* **Problem statement**
Wherever the word "output" appears in the entries, copy the whole line.

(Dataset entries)
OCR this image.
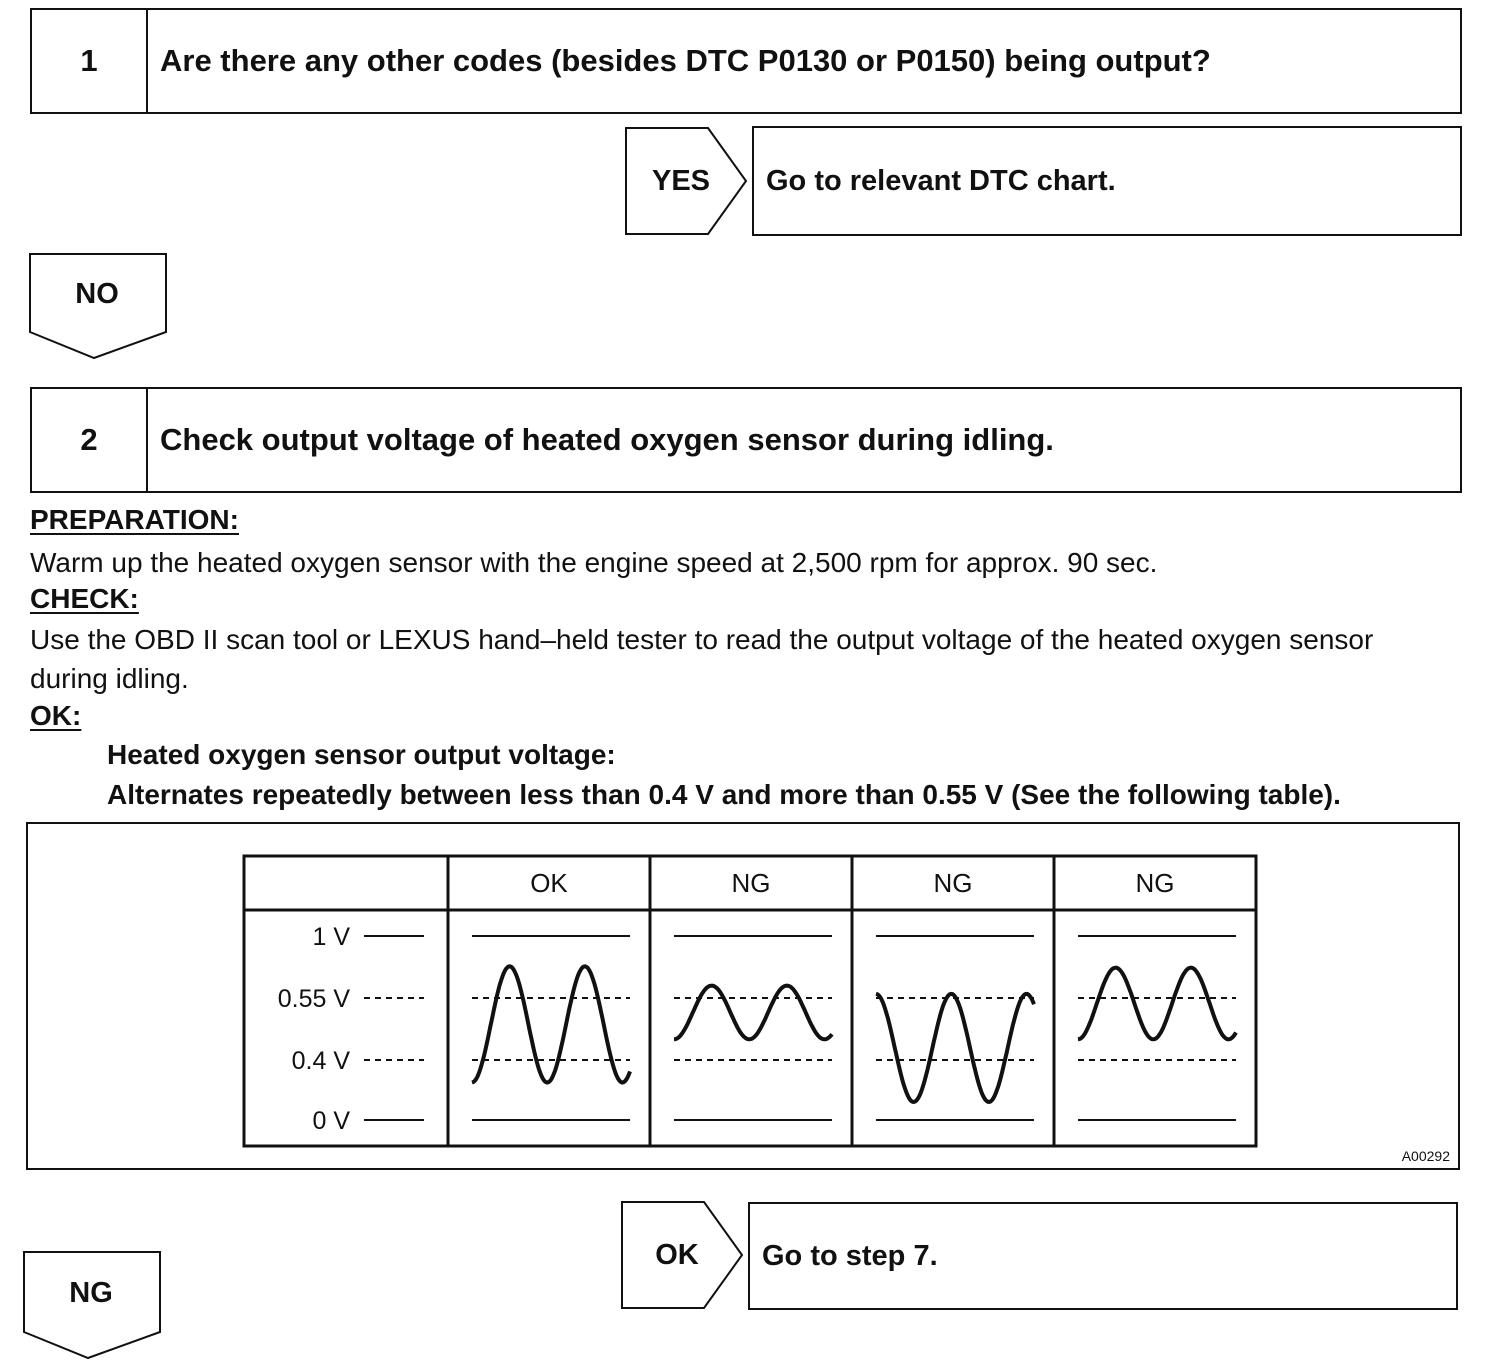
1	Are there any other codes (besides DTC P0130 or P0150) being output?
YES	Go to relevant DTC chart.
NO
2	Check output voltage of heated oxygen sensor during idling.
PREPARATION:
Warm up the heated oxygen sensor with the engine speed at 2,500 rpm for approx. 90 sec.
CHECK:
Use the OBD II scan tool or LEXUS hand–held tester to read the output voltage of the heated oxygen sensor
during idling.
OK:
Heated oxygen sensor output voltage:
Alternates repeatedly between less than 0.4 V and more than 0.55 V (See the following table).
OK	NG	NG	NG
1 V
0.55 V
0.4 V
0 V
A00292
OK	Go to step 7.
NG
---
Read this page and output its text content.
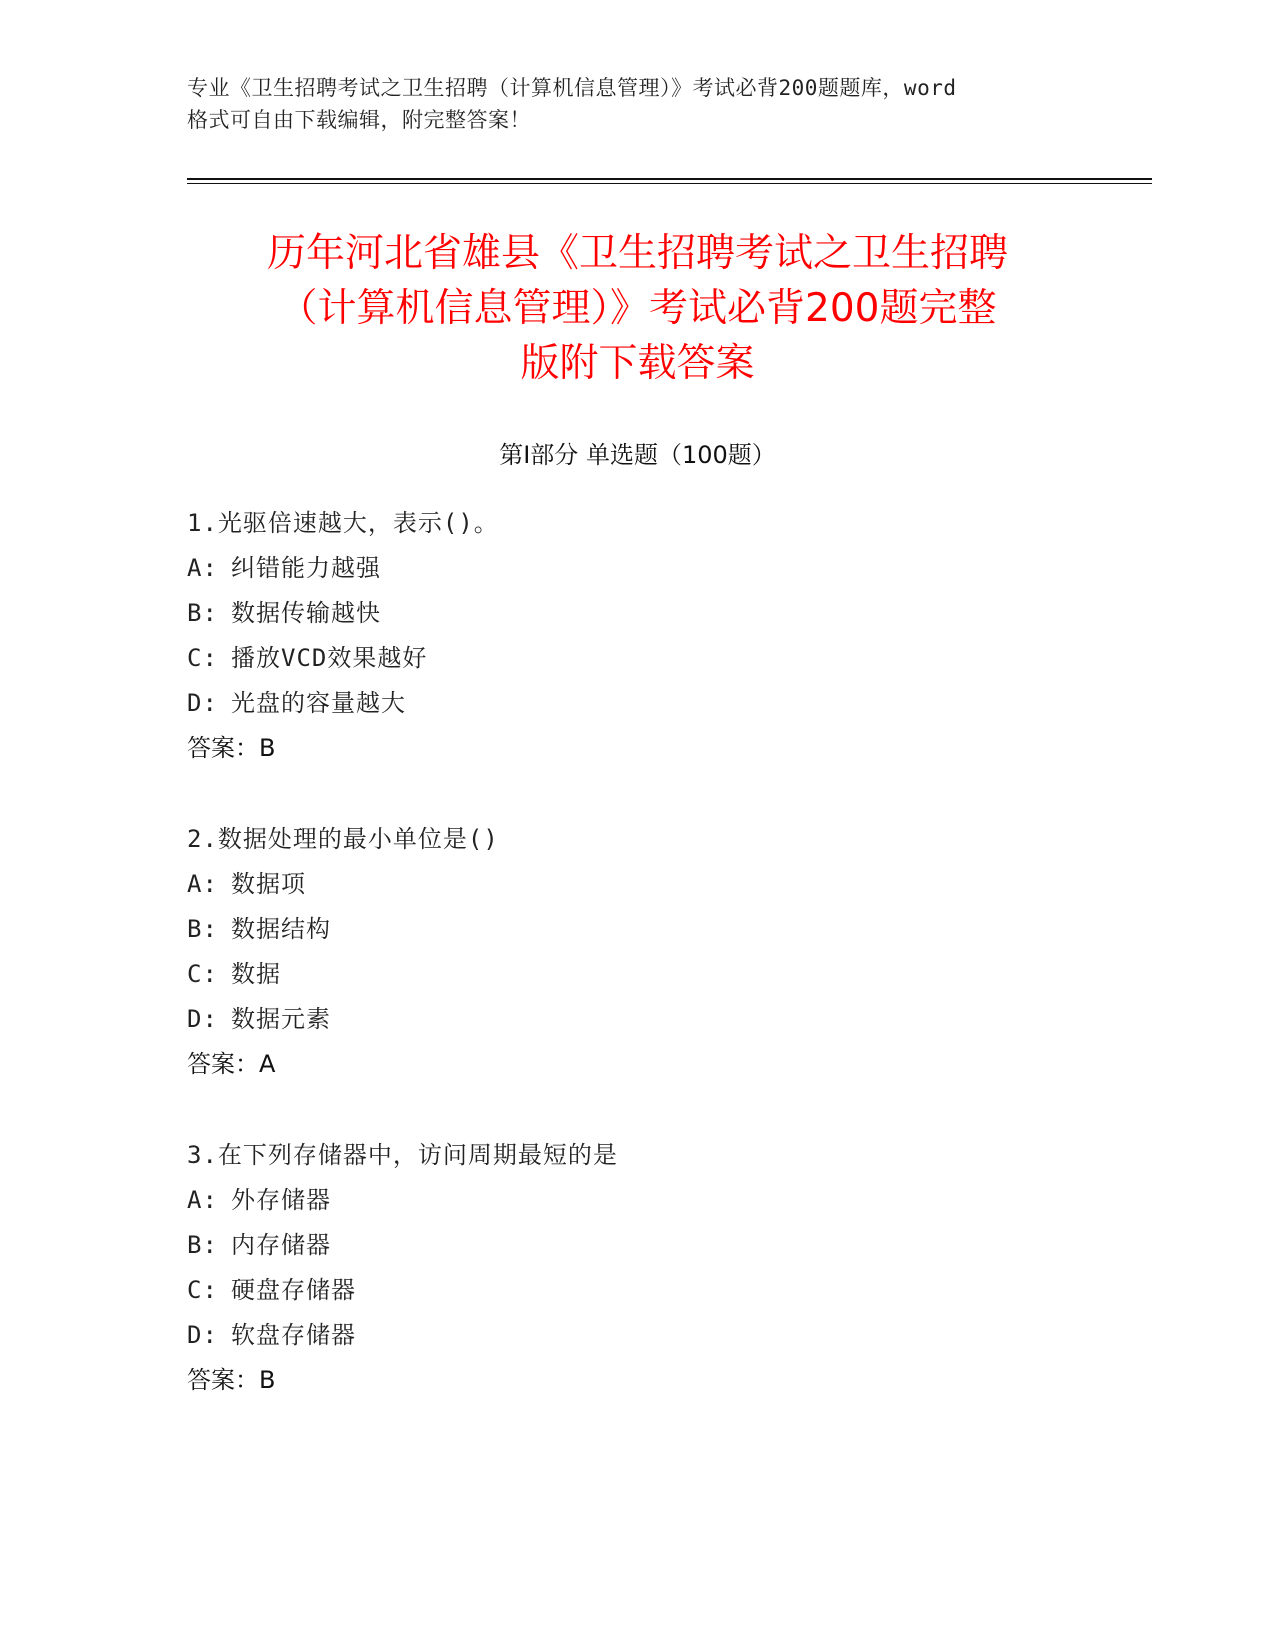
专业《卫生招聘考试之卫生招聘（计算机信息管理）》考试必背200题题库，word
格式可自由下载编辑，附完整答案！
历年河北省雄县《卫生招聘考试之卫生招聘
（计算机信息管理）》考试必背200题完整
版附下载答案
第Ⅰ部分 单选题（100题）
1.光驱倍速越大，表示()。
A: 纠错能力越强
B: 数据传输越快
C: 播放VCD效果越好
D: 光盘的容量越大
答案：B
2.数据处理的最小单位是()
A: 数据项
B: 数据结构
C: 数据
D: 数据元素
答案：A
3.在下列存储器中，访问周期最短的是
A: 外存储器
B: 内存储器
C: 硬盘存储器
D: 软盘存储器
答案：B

* **Result below**
1	Are there any other codes (besides DTC P0130 or P0150) being output?
2	Check output voltage of heated oxygen sensor during idling.
Use the OBD II scan tool or LEXUS hand–held tester to read the output voltage of the heated oxygen sensor
Heated oxygen sensor output voltage:
Read this page and output its text content.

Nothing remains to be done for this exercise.